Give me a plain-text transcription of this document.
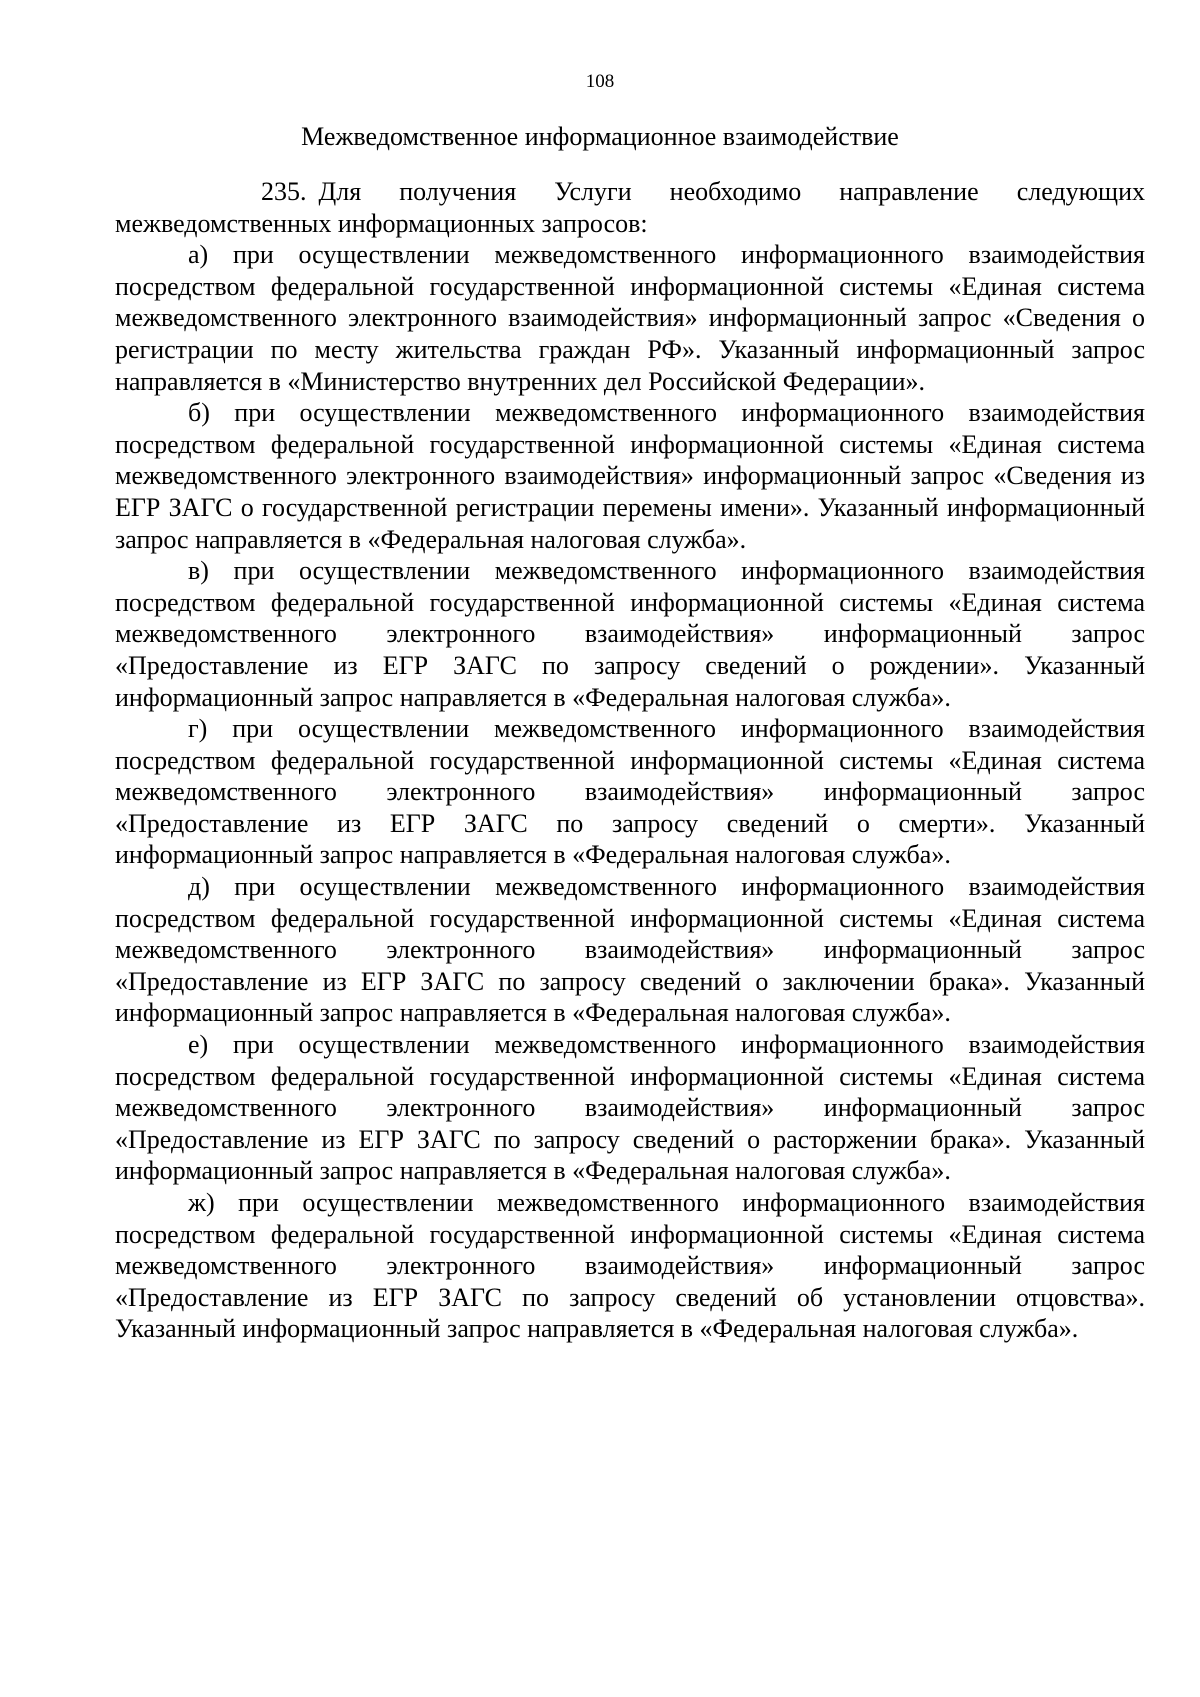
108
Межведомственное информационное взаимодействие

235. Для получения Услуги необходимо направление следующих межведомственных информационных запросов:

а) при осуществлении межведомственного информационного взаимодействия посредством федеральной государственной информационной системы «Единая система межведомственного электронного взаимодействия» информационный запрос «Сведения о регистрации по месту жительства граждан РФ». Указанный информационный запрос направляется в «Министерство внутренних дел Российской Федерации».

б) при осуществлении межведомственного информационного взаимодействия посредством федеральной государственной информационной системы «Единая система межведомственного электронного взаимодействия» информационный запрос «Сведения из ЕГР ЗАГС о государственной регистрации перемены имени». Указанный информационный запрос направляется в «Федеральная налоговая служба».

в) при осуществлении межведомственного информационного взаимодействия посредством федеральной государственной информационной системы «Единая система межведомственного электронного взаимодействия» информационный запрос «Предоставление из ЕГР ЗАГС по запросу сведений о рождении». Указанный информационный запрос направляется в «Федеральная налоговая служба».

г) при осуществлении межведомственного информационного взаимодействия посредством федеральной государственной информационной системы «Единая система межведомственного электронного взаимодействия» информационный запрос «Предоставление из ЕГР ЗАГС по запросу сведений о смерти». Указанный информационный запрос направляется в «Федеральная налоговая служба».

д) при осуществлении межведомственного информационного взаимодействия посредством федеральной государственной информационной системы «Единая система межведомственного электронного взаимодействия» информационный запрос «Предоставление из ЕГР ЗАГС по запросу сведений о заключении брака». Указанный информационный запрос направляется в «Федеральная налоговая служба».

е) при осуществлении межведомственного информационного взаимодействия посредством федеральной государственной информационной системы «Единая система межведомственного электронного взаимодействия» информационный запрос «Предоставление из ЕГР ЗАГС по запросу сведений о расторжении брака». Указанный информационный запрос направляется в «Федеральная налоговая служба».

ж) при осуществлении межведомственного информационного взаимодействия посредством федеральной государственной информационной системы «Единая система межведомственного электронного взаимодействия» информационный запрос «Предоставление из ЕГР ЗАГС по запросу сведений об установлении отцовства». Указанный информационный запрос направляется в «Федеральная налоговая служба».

=-=-=

WORK TO BE COMPLETED
Repeat each entry exactly. Pictures do not belong in the copy.

SOLUTION TO THIS TASK
Give me a plain-text transcription of this document.
108
Межведомственное информационное взаимодействие

235. Для получения Услуги необходимо направление следующих межведомственных информационных запросов:

а) при осуществлении межведомственного информационного взаимодействия посредством федеральной государственной информационной системы «Единая система межведомственного электронного взаимодействия» информационный запрос «Сведения о регистрации по месту жительства граждан РФ». Указанный информационный запрос направляется в «Министерство внутренних дел Российской Федерации».

б) при осуществлении межведомственного информационного взаимодействия посредством федеральной государственной информационной системы «Единая система межведомственного электронного взаимодействия» информационный запрос «Сведения из ЕГР ЗАГС о государственной регистрации перемены имени». Указанный информационный запрос направляется в «Федеральная налоговая служба».

в) при осуществлении межведомственного информационного взаимодействия посредством федеральной государственной информационной системы «Единая система межведомственного электронного взаимодействия» информационный запрос «Предоставление из ЕГР ЗАГС по запросу сведений о рождении». Указанный информационный запрос направляется в «Федеральная налоговая служба».

г) при осуществлении межведомственного информационного взаимодействия посредством федеральной государственной информационной системы «Единая система межведомственного электронного взаимодействия» информационный запрос «Предоставление из ЕГР ЗАГС по запросу сведений о смерти». Указанный информационный запрос направляется в «Федеральная налоговая служба».

д) при осуществлении межведомственного информационного взаимодействия посредством федеральной государственной информационной системы «Единая система межведомственного электронного взаимодействия» информационный запрос «Предоставление из ЕГР ЗАГС по запросу сведений о заключении брака». Указанный информационный запрос направляется в «Федеральная налоговая служба».

е) при осуществлении межведомственного информационного взаимодействия посредством федеральной государственной информационной системы «Единая система межведомственного электронного взаимодействия» информационный запрос «Предоставление из ЕГР ЗАГС по запросу сведений о расторжении брака». Указанный информационный запрос направляется в «Федеральная налоговая служба».

ж) при осуществлении межведомственного информационного взаимодействия посредством федеральной государственной информационной системы «Единая система межведомственного электронного взаимодействия» информационный запрос «Предоставление из ЕГР ЗАГС по запросу сведений об установлении отцовства». Указанный информационный запрос направляется в «Федеральная налоговая служба».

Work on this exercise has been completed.